Direction.
Output the full listing below exactly, without the pictures.

-- Start Items --

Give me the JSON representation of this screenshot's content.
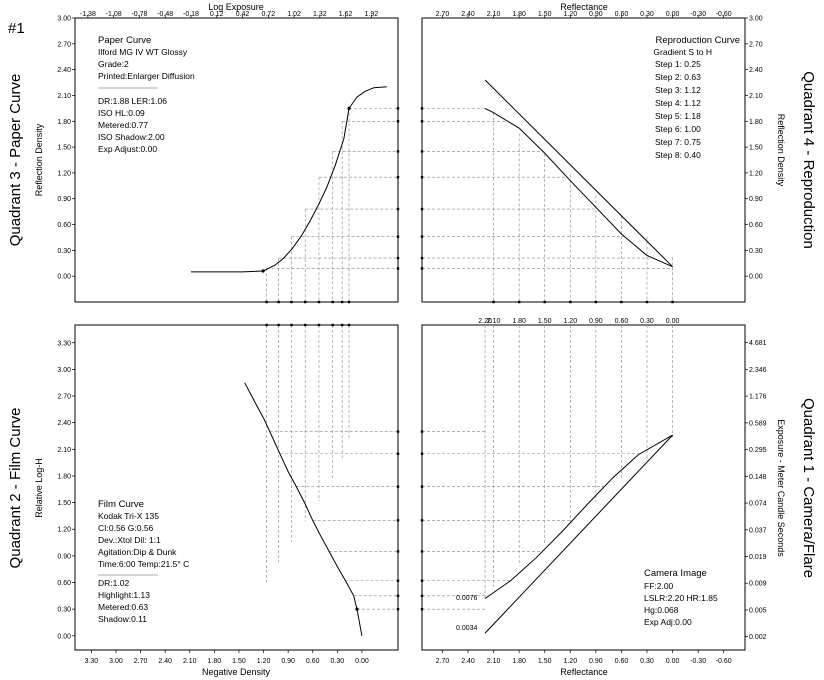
{
  "figure_number": "#1",
  "quadrant_labels": {
    "q3": "Quadrant 3 - Paper Curve",
    "q4": "Quadrant 4 - Reproduction",
    "q2": "Quadrant 2 - Film Curve",
    "q1": "Quadrant 1 - Camera/Flare"
  },
  "paper_info": {
    "title": "Paper Curve",
    "lines": [
      "Ilford MG IV WT  Glossy",
      "Grade:2",
      "Printed:Enlarger Diffusion",
      "DR:1.88  LER:1.06",
      "ISO HL:0.09",
      "Metered:0.77",
      "ISO Shadow:2.00",
      "Exp Adjust:0.00"
    ]
  },
  "repro_info": {
    "title": "Reproduction Curve",
    "lines": [
      "Gradient S to H",
      "Step 1: 0.25",
      "Step 2: 0.63",
      "Step 3: 1.12",
      "Step 4: 1.12",
      "Step 5: 1.18",
      "Step 6: 1.00",
      "Step 7: 0.75",
      "Step 8: 0.40"
    ]
  },
  "film_info": {
    "title": "Film Curve",
    "lines": [
      "Kodak Tri-X 135",
      "CI:0.56  G:0.56",
      "Dev.:Xtol  Dil: 1:1",
      "Agitation:Dip & Dunk",
      "Time:6:00  Temp:21.5° C",
      "DR:1.02",
      "Highlight:1.13",
      "Metered:0.63",
      "Shadow:0.11"
    ]
  },
  "camera_info": {
    "title": "Camera Image",
    "lines": [
      "FF:2.00",
      "LSLR:2.20 HR:1.85",
      "Hg:0.068",
      "Exp Adj:0.00"
    ]
  },
  "chart_data": [
    {
      "type": "line",
      "panel": "paper-curve",
      "x2label": "Log Exposure",
      "ylabel": "Reflection Density",
      "x_ticks": [
        "-1.38",
        "-1.08",
        "-0.78",
        "-0.48",
        "-0.18",
        "0.12",
        "0.42",
        "0.72",
        "1.02",
        "1.32",
        "1.62",
        "1.92"
      ],
      "y_ticks": [
        "0.00",
        "0.30",
        "0.60",
        "0.90",
        "1.20",
        "1.50",
        "1.80",
        "2.10",
        "2.40",
        "2.70",
        "3.00"
      ],
      "xlim": [
        -1.53,
        2.23
      ],
      "ylim": [
        -0.3,
        3.0
      ],
      "series": [
        {
          "x": [
            -0.18,
            0.12,
            0.42,
            0.66,
            0.72,
            0.8,
            0.9,
            1.0,
            1.1,
            1.2,
            1.3,
            1.4,
            1.5,
            1.6,
            1.66,
            1.75,
            1.85,
            1.95,
            2.1
          ],
          "y": [
            0.05,
            0.05,
            0.05,
            0.06,
            0.09,
            0.13,
            0.21,
            0.32,
            0.46,
            0.63,
            0.82,
            1.03,
            1.29,
            1.6,
            1.95,
            2.08,
            2.15,
            2.19,
            2.2
          ]
        }
      ],
      "steps_x": [
        0.7,
        0.84,
        0.99,
        1.15,
        1.31,
        1.47,
        1.58,
        1.66
      ],
      "steps_y": [
        0.09,
        0.21,
        0.46,
        0.78,
        1.15,
        1.45,
        1.8,
        1.95
      ]
    },
    {
      "type": "line",
      "panel": "reproduction-curve",
      "x2label": "Reflectance",
      "y2label": "Reflection Density",
      "x_ticks": [
        "2.70",
        "2.40",
        "2.10",
        "1.80",
        "1.50",
        "1.20",
        "0.90",
        "0.60",
        "0.30",
        "0.00",
        "-0.30",
        "-0.60"
      ],
      "y_ticks": [
        "0.00",
        "0.30",
        "0.60",
        "0.90",
        "1.20",
        "1.50",
        "1.80",
        "2.10",
        "2.40",
        "2.70",
        "3.00"
      ],
      "xlim": [
        2.94,
        -0.85
      ],
      "ylim": [
        -0.3,
        3.0
      ],
      "series": [
        {
          "x": [
            2.2,
            0.0
          ],
          "y": [
            2.28,
            0.11
          ]
        },
        {
          "x": [
            2.2,
            2.1,
            1.8,
            1.5,
            1.2,
            0.9,
            0.6,
            0.3,
            0.0
          ],
          "y": [
            1.95,
            1.9,
            1.72,
            1.43,
            1.11,
            0.8,
            0.49,
            0.24,
            0.11
          ]
        }
      ]
    },
    {
      "type": "line",
      "panel": "film-curve",
      "xlabel": "Negative Density",
      "ylabel": "Relative Log-H",
      "x_ticks": [
        "3.30",
        "3.00",
        "2.70",
        "2.40",
        "2.10",
        "1.80",
        "1.50",
        "1.20",
        "0.90",
        "0.60",
        "0.30",
        "0.00"
      ],
      "y_ticks": [
        "0.00",
        "0.30",
        "0.60",
        "0.90",
        "1.20",
        "1.50",
        "1.80",
        "2.10",
        "2.40",
        "2.70",
        "3.00",
        "3.30"
      ],
      "xlim": [
        3.5,
        -0.44
      ],
      "ylim": [
        -0.16,
        3.5
      ],
      "series": [
        {
          "x": [
            1.43,
            1.3,
            1.2,
            1.1,
            1.0,
            0.9,
            0.8,
            0.7,
            0.6,
            0.5,
            0.4,
            0.3,
            0.2,
            0.1,
            0.06,
            0.0
          ],
          "y": [
            2.85,
            2.62,
            2.45,
            2.25,
            2.05,
            1.85,
            1.68,
            1.5,
            1.3,
            1.12,
            0.95,
            0.78,
            0.62,
            0.45,
            0.3,
            0.0
          ]
        }
      ]
    },
    {
      "type": "line",
      "panel": "camera-flare",
      "xlabel": "Reflectance",
      "y2label": "Exposure - Meter Candle Seconds",
      "x_ticks": [
        "2.70",
        "2.40",
        "2.10",
        "1.80",
        "1.50",
        "1.20",
        "0.90",
        "0.60",
        "0.30",
        "0.00",
        "-0.30",
        "-0.60"
      ],
      "x2_ticks": [
        "2.20",
        "2.10",
        "1.80",
        "1.50",
        "1.20",
        "0.90",
        "0.60",
        "0.30",
        "0.00"
      ],
      "y2_ticks": [
        "0.002",
        "0.005",
        "0.009",
        "0.019",
        "0.037",
        "0.074",
        "0.148",
        "0.295",
        "0.589",
        "1.176",
        "2.346",
        "4.681"
      ],
      "xlim": [
        2.94,
        -0.85
      ],
      "ylim": [
        -0.16,
        3.5
      ],
      "annotations": [
        "0.0076",
        "0.0034"
      ],
      "series": [
        {
          "x": [
            2.2,
            0.0
          ],
          "y": [
            0.03,
            2.26
          ]
        },
        {
          "x": [
            2.2,
            1.9,
            1.6,
            1.3,
            1.0,
            0.7,
            0.4,
            0.0
          ],
          "y": [
            0.42,
            0.62,
            0.88,
            1.17,
            1.48,
            1.78,
            2.04,
            2.26
          ]
        }
      ]
    }
  ]
}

-- End Items --

Result.
Give me the JSON representation of this screenshot's content.
{
  "figure_number": "#1",
  "quadrant_labels": {
    "q3": "Quadrant 3 - Paper Curve",
    "q4": "Quadrant 4 - Reproduction",
    "q2": "Quadrant 2 - Film Curve",
    "q1": "Quadrant 1 - Camera/Flare"
  },
  "paper_info": {
    "title": "Paper Curve",
    "lines": [
      "Ilford MG IV WT  Glossy",
      "Grade:2",
      "Printed:Enlarger Diffusion",
      "DR:1.88  LER:1.06",
      "ISO HL:0.09",
      "Metered:0.77",
      "ISO Shadow:2.00",
      "Exp Adjust:0.00"
    ]
  },
  "repro_info": {
    "title": "Reproduction Curve",
    "lines": [
      "Gradient S to H",
      "Step 1: 0.25",
      "Step 2: 0.63",
      "Step 3: 1.12",
      "Step 4: 1.12",
      "Step 5: 1.18",
      "Step 6: 1.00",
      "Step 7: 0.75",
      "Step 8: 0.40"
    ]
  },
  "film_info": {
    "title": "Film Curve",
    "lines": [
      "Kodak Tri-X 135",
      "CI:0.56  G:0.56",
      "Dev.:Xtol  Dil: 1:1",
      "Agitation:Dip & Dunk",
      "Time:6:00  Temp:21.5° C",
      "DR:1.02",
      "Highlight:1.13",
      "Metered:0.63",
      "Shadow:0.11"
    ]
  },
  "camera_info": {
    "title": "Camera Image",
    "lines": [
      "FF:2.00",
      "LSLR:2.20 HR:1.85",
      "Hg:0.068",
      "Exp Adj:0.00"
    ]
  },
  "chart_data": [
    {
      "type": "line",
      "panel": "paper-curve",
      "x2label": "Log Exposure",
      "ylabel": "Reflection Density",
      "x_ticks": [
        "-1.38",
        "-1.08",
        "-0.78",
        "-0.48",
        "-0.18",
        "0.12",
        "0.42",
        "0.72",
        "1.02",
        "1.32",
        "1.62",
        "1.92"
      ],
      "y_ticks": [
        "0.00",
        "0.30",
        "0.60",
        "0.90",
        "1.20",
        "1.50",
        "1.80",
        "2.10",
        "2.40",
        "2.70",
        "3.00"
      ],
      "xlim": [
        -1.53,
        2.23
      ],
      "ylim": [
        -0.3,
        3.0
      ],
      "series": [
        {
          "x": [
            -0.18,
            0.12,
            0.42,
            0.66,
            0.72,
            0.8,
            0.9,
            1.0,
            1.1,
            1.2,
            1.3,
            1.4,
            1.5,
            1.6,
            1.66,
            1.75,
            1.85,
            1.95,
            2.1
          ],
          "y": [
            0.05,
            0.05,
            0.05,
            0.06,
            0.09,
            0.13,
            0.21,
            0.32,
            0.46,
            0.63,
            0.82,
            1.03,
            1.29,
            1.6,
            1.95,
            2.08,
            2.15,
            2.19,
            2.2
          ]
        }
      ],
      "steps_x": [
        0.7,
        0.84,
        0.99,
        1.15,
        1.31,
        1.47,
        1.58,
        1.66
      ],
      "steps_y": [
        0.09,
        0.21,
        0.46,
        0.78,
        1.15,
        1.45,
        1.8,
        1.95
      ]
    },
    {
      "type": "line",
      "panel": "reproduction-curve",
      "x2label": "Reflectance",
      "y2label": "Reflection Density",
      "x_ticks": [
        "2.70",
        "2.40",
        "2.10",
        "1.80",
        "1.50",
        "1.20",
        "0.90",
        "0.60",
        "0.30",
        "0.00",
        "-0.30",
        "-0.60"
      ],
      "y_ticks": [
        "0.00",
        "0.30",
        "0.60",
        "0.90",
        "1.20",
        "1.50",
        "1.80",
        "2.10",
        "2.40",
        "2.70",
        "3.00"
      ],
      "xlim": [
        2.94,
        -0.85
      ],
      "ylim": [
        -0.3,
        3.0
      ],
      "series": [
        {
          "x": [
            2.2,
            0.0
          ],
          "y": [
            2.28,
            0.11
          ]
        },
        {
          "x": [
            2.2,
            2.1,
            1.8,
            1.5,
            1.2,
            0.9,
            0.6,
            0.3,
            0.0
          ],
          "y": [
            1.95,
            1.9,
            1.72,
            1.43,
            1.11,
            0.8,
            0.49,
            0.24,
            0.11
          ]
        }
      ]
    },
    {
      "type": "line",
      "panel": "film-curve",
      "xlabel": "Negative Density",
      "ylabel": "Relative Log-H",
      "x_ticks": [
        "3.30",
        "3.00",
        "2.70",
        "2.40",
        "2.10",
        "1.80",
        "1.50",
        "1.20",
        "0.90",
        "0.60",
        "0.30",
        "0.00"
      ],
      "y_ticks": [
        "0.00",
        "0.30",
        "0.60",
        "0.90",
        "1.20",
        "1.50",
        "1.80",
        "2.10",
        "2.40",
        "2.70",
        "3.00",
        "3.30"
      ],
      "xlim": [
        3.5,
        -0.44
      ],
      "ylim": [
        -0.16,
        3.5
      ],
      "series": [
        {
          "x": [
            1.43,
            1.3,
            1.2,
            1.1,
            1.0,
            0.9,
            0.8,
            0.7,
            0.6,
            0.5,
            0.4,
            0.3,
            0.2,
            0.1,
            0.06,
            0.0
          ],
          "y": [
            2.85,
            2.62,
            2.45,
            2.25,
            2.05,
            1.85,
            1.68,
            1.5,
            1.3,
            1.12,
            0.95,
            0.78,
            0.62,
            0.45,
            0.3,
            0.0
          ]
        }
      ]
    },
    {
      "type": "line",
      "panel": "camera-flare",
      "xlabel": "Reflectance",
      "y2label": "Exposure - Meter Candle Seconds",
      "x_ticks": [
        "2.70",
        "2.40",
        "2.10",
        "1.80",
        "1.50",
        "1.20",
        "0.90",
        "0.60",
        "0.30",
        "0.00",
        "-0.30",
        "-0.60"
      ],
      "x2_ticks": [
        "2.20",
        "2.10",
        "1.80",
        "1.50",
        "1.20",
        "0.90",
        "0.60",
        "0.30",
        "0.00"
      ],
      "y2_ticks": [
        "0.002",
        "0.005",
        "0.009",
        "0.019",
        "0.037",
        "0.074",
        "0.148",
        "0.295",
        "0.589",
        "1.176",
        "2.346",
        "4.681"
      ],
      "xlim": [
        2.94,
        -0.85
      ],
      "ylim": [
        -0.16,
        3.5
      ],
      "annotations": [
        "0.0076",
        "0.0034"
      ],
      "series": [
        {
          "x": [
            2.2,
            0.0
          ],
          "y": [
            0.03,
            2.26
          ]
        },
        {
          "x": [
            2.2,
            1.9,
            1.6,
            1.3,
            1.0,
            0.7,
            0.4,
            0.0
          ],
          "y": [
            0.42,
            0.62,
            0.88,
            1.17,
            1.48,
            1.78,
            2.04,
            2.26
          ]
        }
      ]
    }
  ]
}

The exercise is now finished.